Description of the task ->
Set out each line from the following listing that includes the word "color".

─── Dataset extract

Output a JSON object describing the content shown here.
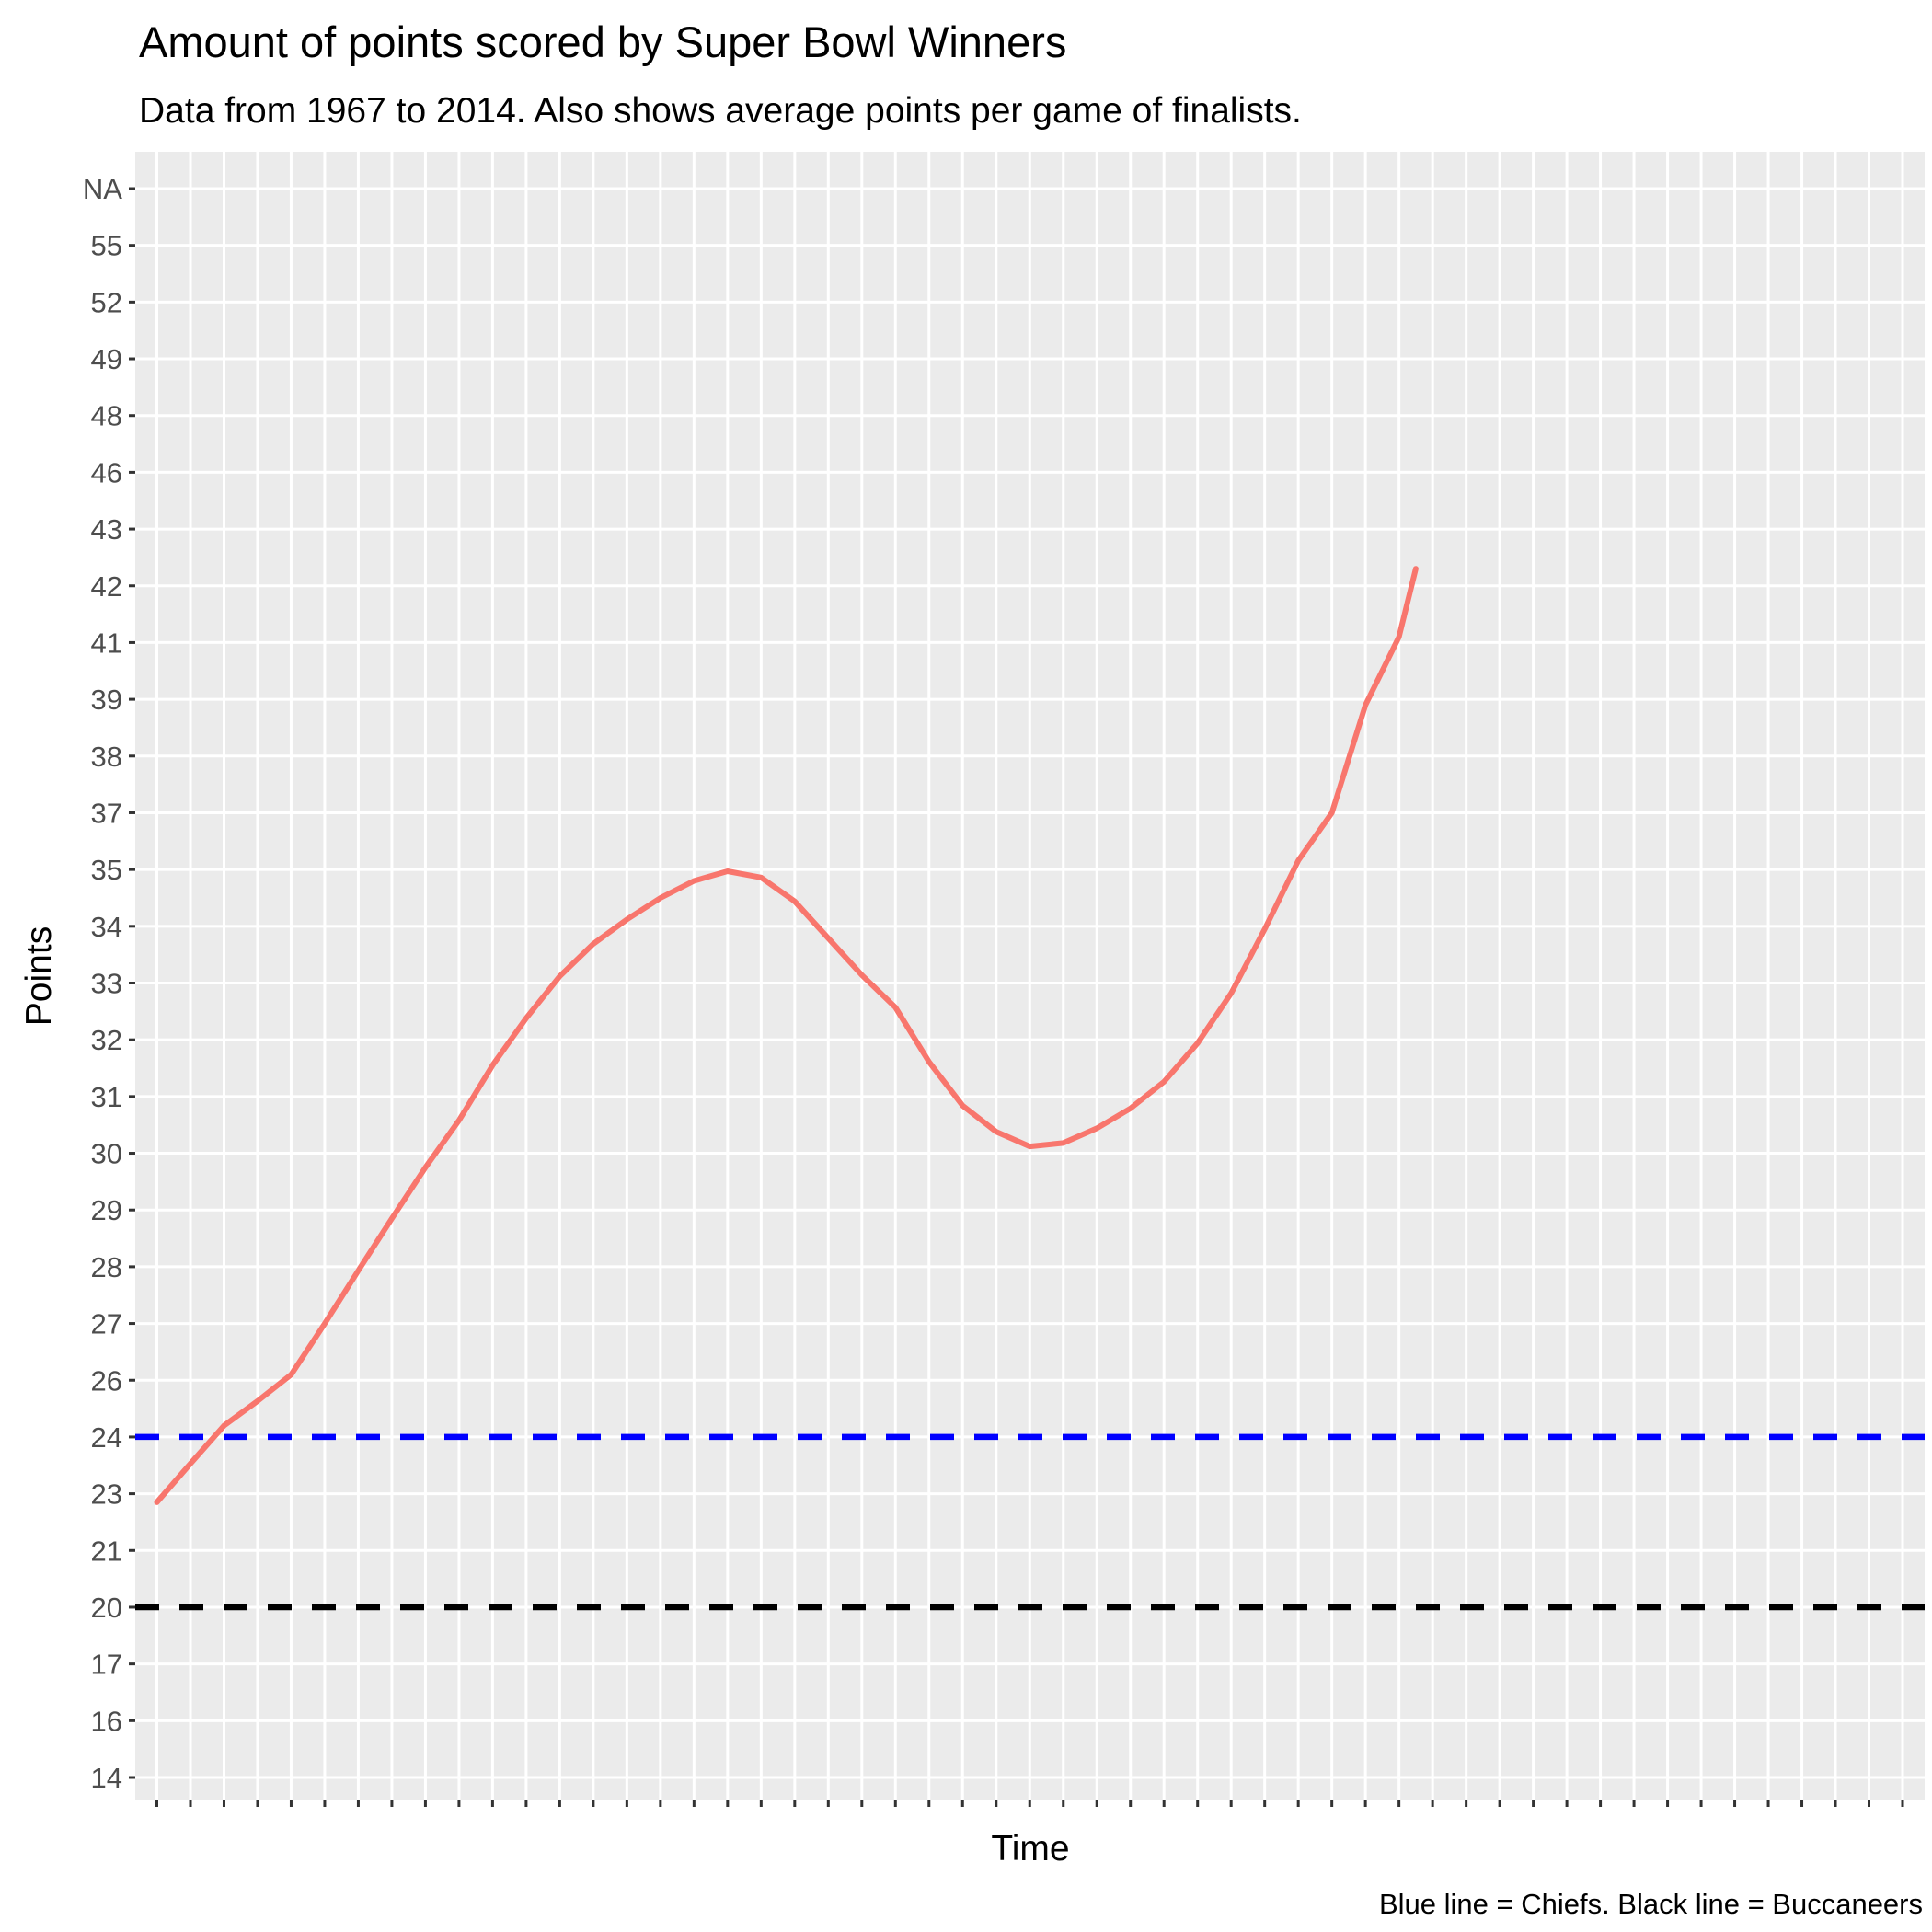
{
  "chart_data": {
    "type": "line",
    "title": "Amount of points scored by Super Bowl Winners",
    "subtitle": "Data from 1967 to 2014. Also shows average points per game of finalists.",
    "xlabel": "Time",
    "ylabel": "Points",
    "caption": "Blue line = Chiefs.  Black line = Buccaneers",
    "y_ticks": [
      "14",
      "16",
      "17",
      "20",
      "21",
      "23",
      "24",
      "26",
      "27",
      "28",
      "29",
      "30",
      "31",
      "32",
      "33",
      "34",
      "35",
      "37",
      "38",
      "39",
      "41",
      "42",
      "43",
      "46",
      "48",
      "49",
      "52",
      "55",
      "NA"
    ],
    "x_categories": 53,
    "series": [
      {
        "color": "#F8766D",
        "points": [
          [
            1,
            22.7
          ],
          [
            3,
            23.53
          ],
          [
            5,
            24.4
          ],
          [
            7,
            25.27
          ],
          [
            9,
            26.1
          ],
          [
            11,
            27.0
          ],
          [
            13,
            27.93
          ],
          [
            15,
            28.85
          ],
          [
            17,
            29.75
          ],
          [
            19,
            30.58
          ],
          [
            21,
            31.55
          ],
          [
            23,
            32.38
          ],
          [
            25,
            33.12
          ],
          [
            27,
            33.69
          ],
          [
            29,
            34.12
          ],
          [
            31,
            34.5
          ],
          [
            33,
            34.8
          ],
          [
            35,
            34.97
          ],
          [
            37,
            34.86
          ],
          [
            39,
            34.44
          ],
          [
            41,
            33.79
          ],
          [
            43,
            33.14
          ],
          [
            45,
            32.57
          ],
          [
            47,
            31.61
          ],
          [
            49,
            30.84
          ],
          [
            51,
            30.38
          ],
          [
            53,
            30.12
          ],
          [
            55,
            30.18
          ],
          [
            57,
            30.44
          ],
          [
            59,
            30.79
          ],
          [
            61,
            31.26
          ],
          [
            63,
            31.94
          ],
          [
            65,
            32.82
          ],
          [
            67,
            33.95
          ],
          [
            69,
            35.32
          ],
          [
            71,
            37.0
          ],
          [
            73,
            38.9
          ],
          [
            75,
            41.1
          ],
          [
            76,
            42.3
          ]
        ]
      }
    ],
    "reference_lines": [
      {
        "value": "24",
        "color": "#0000FF",
        "style": "dashed"
      },
      {
        "value": "20",
        "color": "#000000",
        "style": "dashed"
      }
    ],
    "grid": true,
    "legend": "none"
  }
}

──────

Correct response ->
        "color": "#F8766D",
        "color": "#0000FF",
        "color": "#000000",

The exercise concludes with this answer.